Task goal:
Write out every entry, unchanged. Skip any picture.

*-*-*

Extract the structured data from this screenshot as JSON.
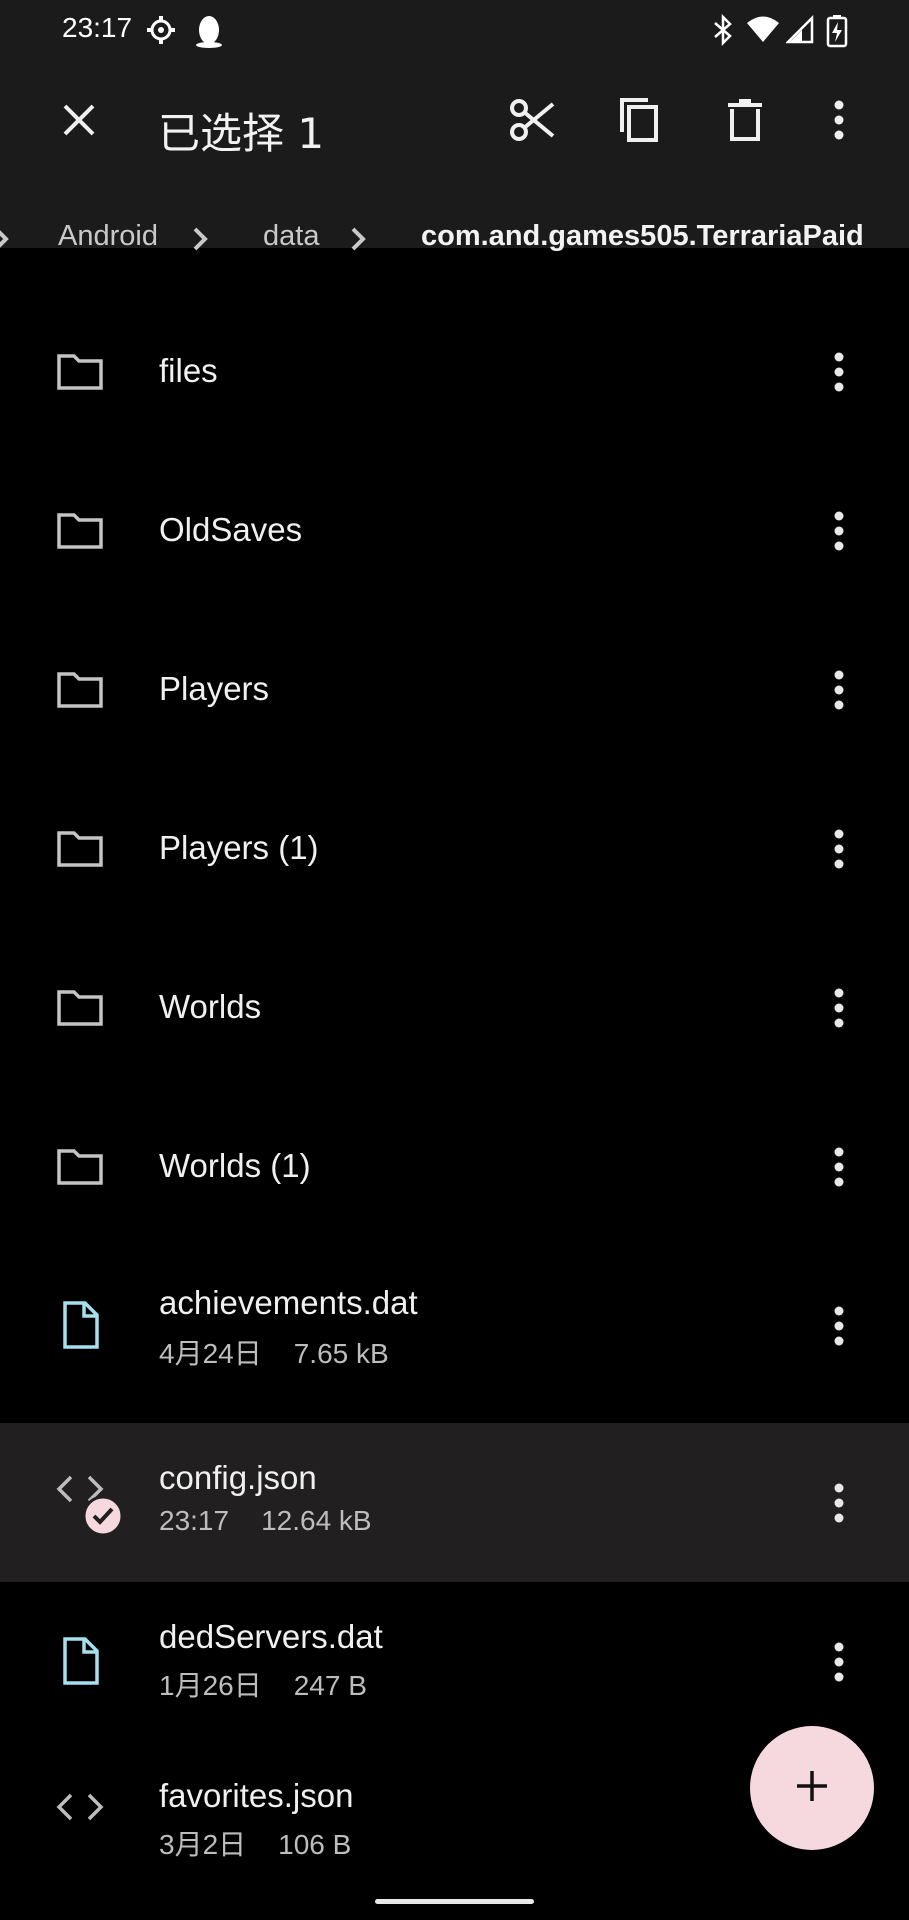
{
  "status_bar": {
    "time": "23:17",
    "icons": [
      "settings-gear-icon",
      "qq-penguin-icon",
      "bluetooth-icon",
      "wifi-icon",
      "signal-icon",
      "battery-charging-icon"
    ]
  },
  "selection_bar": {
    "title": "已选择 1",
    "actions": [
      "close-icon",
      "cut-icon",
      "copy-icon",
      "delete-icon",
      "more-vert-icon"
    ]
  },
  "breadcrumb": {
    "items": [
      "Android",
      "data",
      "com.and.games505.TerrariaPaid"
    ]
  },
  "files": [
    {
      "name": "files",
      "type": "folder"
    },
    {
      "name": "OldSaves",
      "type": "folder"
    },
    {
      "name": "Players",
      "type": "folder"
    },
    {
      "name": "Players (1)",
      "type": "folder"
    },
    {
      "name": "Worlds",
      "type": "folder"
    },
    {
      "name": "Worlds (1)",
      "type": "folder"
    },
    {
      "name": "achievements.dat",
      "type": "file",
      "date": "4月24日",
      "size": "7.65 kB"
    },
    {
      "name": "config.json",
      "type": "code",
      "date": "23:17",
      "size": "12.64 kB",
      "selected": true
    },
    {
      "name": "dedServers.dat",
      "type": "file",
      "date": "1月26日",
      "size": "247 B"
    },
    {
      "name": "favorites.json",
      "type": "code",
      "date": "3月2日",
      "size": "106 B"
    }
  ],
  "fab": {
    "icon": "add-icon"
  },
  "colors": {
    "bar_bg": "#1b1b1b",
    "background": "#000000",
    "selected_row": "#211f1f",
    "file_icon": "#a6e0f0",
    "fab_bg": "#f6d9df"
  }
}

*-*-*

Worked solution:
Extract the structured data from this screenshot as JSON.
{
  "status_bar": {
    "time": "23:17",
    "icons": [
      "settings-gear-icon",
      "qq-penguin-icon",
      "bluetooth-icon",
      "wifi-icon",
      "signal-icon",
      "battery-charging-icon"
    ]
  },
  "selection_bar": {
    "title": "已选择 1",
    "actions": [
      "close-icon",
      "cut-icon",
      "copy-icon",
      "delete-icon",
      "more-vert-icon"
    ]
  },
  "breadcrumb": {
    "items": [
      "Android",
      "data",
      "com.and.games505.TerrariaPaid"
    ]
  },
  "files": [
    {
      "name": "files",
      "type": "folder"
    },
    {
      "name": "OldSaves",
      "type": "folder"
    },
    {
      "name": "Players",
      "type": "folder"
    },
    {
      "name": "Players (1)",
      "type": "folder"
    },
    {
      "name": "Worlds",
      "type": "folder"
    },
    {
      "name": "Worlds (1)",
      "type": "folder"
    },
    {
      "name": "achievements.dat",
      "type": "file",
      "date": "4月24日",
      "size": "7.65 kB"
    },
    {
      "name": "config.json",
      "type": "code",
      "date": "23:17",
      "size": "12.64 kB",
      "selected": true
    },
    {
      "name": "dedServers.dat",
      "type": "file",
      "date": "1月26日",
      "size": "247 B"
    },
    {
      "name": "favorites.json",
      "type": "code",
      "date": "3月2日",
      "size": "106 B"
    }
  ],
  "fab": {
    "icon": "add-icon"
  },
  "colors": {
    "bar_bg": "#1b1b1b",
    "background": "#000000",
    "selected_row": "#211f1f",
    "file_icon": "#a6e0f0",
    "fab_bg": "#f6d9df"
  }
}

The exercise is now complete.